____ DATA TO USE

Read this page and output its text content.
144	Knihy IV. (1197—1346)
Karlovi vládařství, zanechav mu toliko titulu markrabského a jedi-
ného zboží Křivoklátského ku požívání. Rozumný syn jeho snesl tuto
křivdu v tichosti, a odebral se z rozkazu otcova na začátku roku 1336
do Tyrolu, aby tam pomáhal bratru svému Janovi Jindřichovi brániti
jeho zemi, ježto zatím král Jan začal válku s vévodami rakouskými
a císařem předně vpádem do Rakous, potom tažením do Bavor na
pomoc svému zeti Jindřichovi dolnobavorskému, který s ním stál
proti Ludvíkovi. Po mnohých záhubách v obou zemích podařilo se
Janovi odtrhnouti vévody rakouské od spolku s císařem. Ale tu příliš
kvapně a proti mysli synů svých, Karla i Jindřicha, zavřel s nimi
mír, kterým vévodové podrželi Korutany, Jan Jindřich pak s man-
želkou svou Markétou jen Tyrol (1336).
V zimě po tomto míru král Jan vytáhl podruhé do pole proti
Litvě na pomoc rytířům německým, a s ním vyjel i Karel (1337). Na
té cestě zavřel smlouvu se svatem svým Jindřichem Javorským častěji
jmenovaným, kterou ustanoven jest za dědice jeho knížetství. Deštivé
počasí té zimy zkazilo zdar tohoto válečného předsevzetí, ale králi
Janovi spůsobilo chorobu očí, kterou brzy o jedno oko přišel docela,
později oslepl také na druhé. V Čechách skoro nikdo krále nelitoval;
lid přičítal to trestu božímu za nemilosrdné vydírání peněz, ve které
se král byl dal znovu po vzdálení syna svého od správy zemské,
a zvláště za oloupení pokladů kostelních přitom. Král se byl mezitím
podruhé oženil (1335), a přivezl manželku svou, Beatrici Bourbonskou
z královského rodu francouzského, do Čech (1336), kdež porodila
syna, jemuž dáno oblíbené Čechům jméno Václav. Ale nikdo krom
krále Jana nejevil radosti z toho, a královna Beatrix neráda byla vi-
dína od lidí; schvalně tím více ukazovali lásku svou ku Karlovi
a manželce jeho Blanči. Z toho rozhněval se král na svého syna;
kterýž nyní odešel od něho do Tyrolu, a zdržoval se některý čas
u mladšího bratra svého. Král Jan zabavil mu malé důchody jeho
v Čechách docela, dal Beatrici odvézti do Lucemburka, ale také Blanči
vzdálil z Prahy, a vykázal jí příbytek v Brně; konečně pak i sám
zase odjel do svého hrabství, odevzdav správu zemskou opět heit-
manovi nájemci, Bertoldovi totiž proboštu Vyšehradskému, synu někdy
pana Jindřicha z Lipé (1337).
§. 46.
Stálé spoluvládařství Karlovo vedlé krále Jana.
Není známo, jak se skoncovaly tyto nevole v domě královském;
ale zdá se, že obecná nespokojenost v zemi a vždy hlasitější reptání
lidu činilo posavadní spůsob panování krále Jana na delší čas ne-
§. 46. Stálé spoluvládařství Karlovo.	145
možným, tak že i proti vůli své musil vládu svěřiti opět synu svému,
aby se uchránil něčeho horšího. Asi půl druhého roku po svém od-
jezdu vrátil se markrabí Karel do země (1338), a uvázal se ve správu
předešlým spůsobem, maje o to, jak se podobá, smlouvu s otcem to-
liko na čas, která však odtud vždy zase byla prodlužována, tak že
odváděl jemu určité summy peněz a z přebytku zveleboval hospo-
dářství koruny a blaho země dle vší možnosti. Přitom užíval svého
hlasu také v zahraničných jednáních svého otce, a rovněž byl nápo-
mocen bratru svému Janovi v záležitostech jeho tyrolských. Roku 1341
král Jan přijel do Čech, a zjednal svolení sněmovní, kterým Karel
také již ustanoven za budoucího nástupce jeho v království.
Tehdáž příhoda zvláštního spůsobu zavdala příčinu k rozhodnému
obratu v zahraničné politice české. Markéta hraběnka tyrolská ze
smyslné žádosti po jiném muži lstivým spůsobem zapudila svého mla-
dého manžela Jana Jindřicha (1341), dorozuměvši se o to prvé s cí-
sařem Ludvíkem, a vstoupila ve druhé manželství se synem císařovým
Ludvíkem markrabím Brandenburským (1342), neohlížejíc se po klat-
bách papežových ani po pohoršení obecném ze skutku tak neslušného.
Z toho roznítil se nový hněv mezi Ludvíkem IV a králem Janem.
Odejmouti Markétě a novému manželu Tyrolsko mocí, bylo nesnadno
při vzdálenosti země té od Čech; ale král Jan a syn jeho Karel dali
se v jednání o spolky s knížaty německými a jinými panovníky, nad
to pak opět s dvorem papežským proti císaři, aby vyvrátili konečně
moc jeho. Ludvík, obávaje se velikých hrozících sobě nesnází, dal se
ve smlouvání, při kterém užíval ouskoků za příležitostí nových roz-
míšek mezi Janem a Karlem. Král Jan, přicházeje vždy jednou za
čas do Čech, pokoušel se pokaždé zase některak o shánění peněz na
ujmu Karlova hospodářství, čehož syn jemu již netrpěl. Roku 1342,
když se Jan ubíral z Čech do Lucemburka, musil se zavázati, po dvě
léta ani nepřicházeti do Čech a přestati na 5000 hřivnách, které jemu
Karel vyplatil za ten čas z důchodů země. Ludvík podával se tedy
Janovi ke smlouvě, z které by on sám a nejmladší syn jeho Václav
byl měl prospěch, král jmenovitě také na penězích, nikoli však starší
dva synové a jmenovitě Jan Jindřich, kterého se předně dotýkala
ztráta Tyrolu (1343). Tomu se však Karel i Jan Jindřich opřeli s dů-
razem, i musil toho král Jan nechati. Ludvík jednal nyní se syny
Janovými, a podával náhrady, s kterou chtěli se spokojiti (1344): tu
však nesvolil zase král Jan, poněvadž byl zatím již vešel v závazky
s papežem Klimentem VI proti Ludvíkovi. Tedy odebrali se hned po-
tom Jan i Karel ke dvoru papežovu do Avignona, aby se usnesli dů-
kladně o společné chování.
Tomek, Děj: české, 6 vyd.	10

________

## [PROMPT]
Reproduce the records in full, exactly as written.

## [CORRECT RESULT]
Read this page and output its text content.
144	Knihy IV. (1197—1346)
Karlovi vládařství, zanechav mu toliko titulu markrabského a jedi-
ného zboží Křivoklátského ku požívání. Rozumný syn jeho snesl tuto
křivdu v tichosti, a odebral se z rozkazu otcova na začátku roku 1336
do Tyrolu, aby tam pomáhal bratru svému Janovi Jindřichovi brániti
jeho zemi, ježto zatím král Jan začal válku s vévodami rakouskými
a císařem předně vpádem do Rakous, potom tažením do Bavor na
pomoc svému zeti Jindřichovi dolnobavorskému, který s ním stál
proti Ludvíkovi. Po mnohých záhubách v obou zemích podařilo se
Janovi odtrhnouti vévody rakouské od spolku s císařem. Ale tu příliš
kvapně a proti mysli synů svých, Karla i Jindřicha, zavřel s nimi
mír, kterým vévodové podrželi Korutany, Jan Jindřich pak s man-
želkou svou Markétou jen Tyrol (1336).
V zimě po tomto míru král Jan vytáhl podruhé do pole proti
Litvě na pomoc rytířům německým, a s ním vyjel i Karel (1337). Na
té cestě zavřel smlouvu se svatem svým Jindřichem Javorským častěji
jmenovaným, kterou ustanoven jest za dědice jeho knížetství. Deštivé
počasí té zimy zkazilo zdar tohoto válečného předsevzetí, ale králi
Janovi spůsobilo chorobu očí, kterou brzy o jedno oko přišel docela,
později oslepl také na druhé. V Čechách skoro nikdo krále nelitoval;
lid přičítal to trestu božímu za nemilosrdné vydírání peněz, ve které
se král byl dal znovu po vzdálení syna svého od správy zemské,
a zvláště za oloupení pokladů kostelních přitom. Král se byl mezitím
podruhé oženil (1335), a přivezl manželku svou, Beatrici Bourbonskou
z královského rodu francouzského, do Čech (1336), kdež porodila
syna, jemuž dáno oblíbené Čechům jméno Václav. Ale nikdo krom
krále Jana nejevil radosti z toho, a královna Beatrix neráda byla vi-
dína od lidí; schvalně tím více ukazovali lásku svou ku Karlovi
a manželce jeho Blanči. Z toho rozhněval se král na svého syna;
kterýž nyní odešel od něho do Tyrolu, a zdržoval se některý čas
u mladšího bratra svého. Král Jan zabavil mu malé důchody jeho
v Čechách docela, dal Beatrici odvézti do Lucemburka, ale také Blanči
vzdálil z Prahy, a vykázal jí příbytek v Brně; konečně pak i sám
zase odjel do svého hrabství, odevzdav správu zemskou opět heit-
manovi nájemci, Bertoldovi totiž proboštu Vyšehradskému, synu někdy
pana Jindřicha z Lipé (1337).
§. 46.
Stálé spoluvládařství Karlovo vedlé krále Jana.
Není známo, jak se skoncovaly tyto nevole v domě královském;
ale zdá se, že obecná nespokojenost v zemi a vždy hlasitější reptání
lidu činilo posavadní spůsob panování krále Jana na delší čas ne-
§. 46. Stálé spoluvládařství Karlovo.	145
možným, tak že i proti vůli své musil vládu svěřiti opět synu svému,
aby se uchránil něčeho horšího. Asi půl druhého roku po svém od-
jezdu vrátil se markrabí Karel do země (1338), a uvázal se ve správu
předešlým spůsobem, maje o to, jak se podobá, smlouvu s otcem to-
liko na čas, která však odtud vždy zase byla prodlužována, tak že
odváděl jemu určité summy peněz a z přebytku zveleboval hospo-
dářství koruny a blaho země dle vší možnosti. Přitom užíval svého
hlasu také v zahraničných jednáních svého otce, a rovněž byl nápo-
mocen bratru svému Janovi v záležitostech jeho tyrolských. Roku 1341
král Jan přijel do Čech, a zjednal svolení sněmovní, kterým Karel
také již ustanoven za budoucího nástupce jeho v království.
Tehdáž příhoda zvláštního spůsobu zavdala příčinu k rozhodnému
obratu v zahraničné politice české. Markéta hraběnka tyrolská ze
smyslné žádosti po jiném muži lstivým spůsobem zapudila svého mla-
dého manžela Jana Jindřicha (1341), dorozuměvši se o to prvé s cí-
sařem Ludvíkem, a vstoupila ve druhé manželství se synem císařovým
Ludvíkem markrabím Brandenburským (1342), neohlížejíc se po klat-
bách papežových ani po pohoršení obecném ze skutku tak neslušného.
Z toho roznítil se nový hněv mezi Ludvíkem IV a králem Janem.
Odejmouti Markétě a novému manželu Tyrolsko mocí, bylo nesnadno
při vzdálenosti země té od Čech; ale král Jan a syn jeho Karel dali
se v jednání o spolky s knížaty německými a jinými panovníky, nad
to pak opět s dvorem papežským proti císaři, aby vyvrátili konečně
moc jeho. Ludvík, obávaje se velikých hrozících sobě nesnází, dal se
ve smlouvání, při kterém užíval ouskoků za příležitostí nových roz-
míšek mezi Janem a Karlem. Král Jan, přicházeje vždy jednou za
čas do Čech, pokoušel se pokaždé zase některak o shánění peněz na
ujmu Karlova hospodářství, čehož syn jemu již netrpěl. Roku 1342,
když se Jan ubíral z Čech do Lucemburka, musil se zavázati, po dvě
léta ani nepřicházeti do Čech a přestati na 5000 hřivnách, které jemu
Karel vyplatil za ten čas z důchodů země. Ludvík podával se tedy
Janovi ke smlouvě, z které by on sám a nejmladší syn jeho Václav
byl měl prospěch, král jmenovitě také na penězích, nikoli však starší
dva synové a jmenovitě Jan Jindřich, kterého se předně dotýkala
ztráta Tyrolu (1343). Tomu se však Karel i Jan Jindřich opřeli s dů-
razem, i musil toho král Jan nechati. Ludvík jednal nyní se syny
Janovými, a podával náhrady, s kterou chtěli se spokojiti (1344): tu
však nesvolil zase král Jan, poněvadž byl zatím již vešel v závazky
s papežem Klimentem VI proti Ludvíkovi. Tedy odebrali se hned po-
tom Jan i Karel ke dvoru papežovu do Avignona, aby se usnesli dů-
kladně o společné chování.
Tomek, Děj: české, 6 vyd.	10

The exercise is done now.